* Data entries *
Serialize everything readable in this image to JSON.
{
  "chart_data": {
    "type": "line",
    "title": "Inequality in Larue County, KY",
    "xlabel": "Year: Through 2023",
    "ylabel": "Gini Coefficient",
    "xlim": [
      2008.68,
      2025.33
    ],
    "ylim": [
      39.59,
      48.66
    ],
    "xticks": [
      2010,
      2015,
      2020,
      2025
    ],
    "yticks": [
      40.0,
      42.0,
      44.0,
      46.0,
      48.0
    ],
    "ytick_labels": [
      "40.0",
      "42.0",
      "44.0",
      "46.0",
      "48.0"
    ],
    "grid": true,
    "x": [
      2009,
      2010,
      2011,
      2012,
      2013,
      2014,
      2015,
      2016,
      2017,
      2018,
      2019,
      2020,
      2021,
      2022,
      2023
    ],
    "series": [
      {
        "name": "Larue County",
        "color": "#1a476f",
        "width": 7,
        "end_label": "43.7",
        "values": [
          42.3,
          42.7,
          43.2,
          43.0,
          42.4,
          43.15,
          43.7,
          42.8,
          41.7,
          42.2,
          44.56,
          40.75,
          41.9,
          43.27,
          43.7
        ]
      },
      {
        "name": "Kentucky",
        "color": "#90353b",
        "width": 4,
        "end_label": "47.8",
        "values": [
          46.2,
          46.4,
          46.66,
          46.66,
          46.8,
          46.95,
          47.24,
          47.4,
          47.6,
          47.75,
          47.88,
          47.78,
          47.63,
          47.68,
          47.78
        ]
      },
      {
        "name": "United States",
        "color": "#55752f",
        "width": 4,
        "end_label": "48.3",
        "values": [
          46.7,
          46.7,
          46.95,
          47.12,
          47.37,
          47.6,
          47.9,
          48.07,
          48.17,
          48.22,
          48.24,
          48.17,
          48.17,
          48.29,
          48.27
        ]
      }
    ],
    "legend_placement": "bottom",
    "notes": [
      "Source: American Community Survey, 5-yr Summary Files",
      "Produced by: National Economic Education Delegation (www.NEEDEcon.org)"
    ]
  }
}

* Request *
Produce an exact copy of the whole listing.

* Exercise response *
Serialize everything readable in this image to JSON.
{
  "chart_data": {
    "type": "line",
    "title": "Inequality in Larue County, KY",
    "xlabel": "Year: Through 2023",
    "ylabel": "Gini Coefficient",
    "xlim": [
      2008.68,
      2025.33
    ],
    "ylim": [
      39.59,
      48.66
    ],
    "xticks": [
      2010,
      2015,
      2020,
      2025
    ],
    "yticks": [
      40.0,
      42.0,
      44.0,
      46.0,
      48.0
    ],
    "ytick_labels": [
      "40.0",
      "42.0",
      "44.0",
      "46.0",
      "48.0"
    ],
    "grid": true,
    "x": [
      2009,
      2010,
      2011,
      2012,
      2013,
      2014,
      2015,
      2016,
      2017,
      2018,
      2019,
      2020,
      2021,
      2022,
      2023
    ],
    "series": [
      {
        "name": "Larue County",
        "color": "#1a476f",
        "width": 7,
        "end_label": "43.7",
        "values": [
          42.3,
          42.7,
          43.2,
          43.0,
          42.4,
          43.15,
          43.7,
          42.8,
          41.7,
          42.2,
          44.56,
          40.75,
          41.9,
          43.27,
          43.7
        ]
      },
      {
        "name": "Kentucky",
        "color": "#90353b",
        "width": 4,
        "end_label": "47.8",
        "values": [
          46.2,
          46.4,
          46.66,
          46.66,
          46.8,
          46.95,
          47.24,
          47.4,
          47.6,
          47.75,
          47.88,
          47.78,
          47.63,
          47.68,
          47.78
        ]
      },
      {
        "name": "United States",
        "color": "#55752f",
        "width": 4,
        "end_label": "48.3",
        "values": [
          46.7,
          46.7,
          46.95,
          47.12,
          47.37,
          47.6,
          47.9,
          48.07,
          48.17,
          48.22,
          48.24,
          48.17,
          48.17,
          48.29,
          48.27
        ]
      }
    ],
    "legend_placement": "bottom",
    "notes": [
      "Source: American Community Survey, 5-yr Summary Files",
      "Produced by: National Economic Education Delegation (www.NEEDEcon.org)"
    ]
  }
}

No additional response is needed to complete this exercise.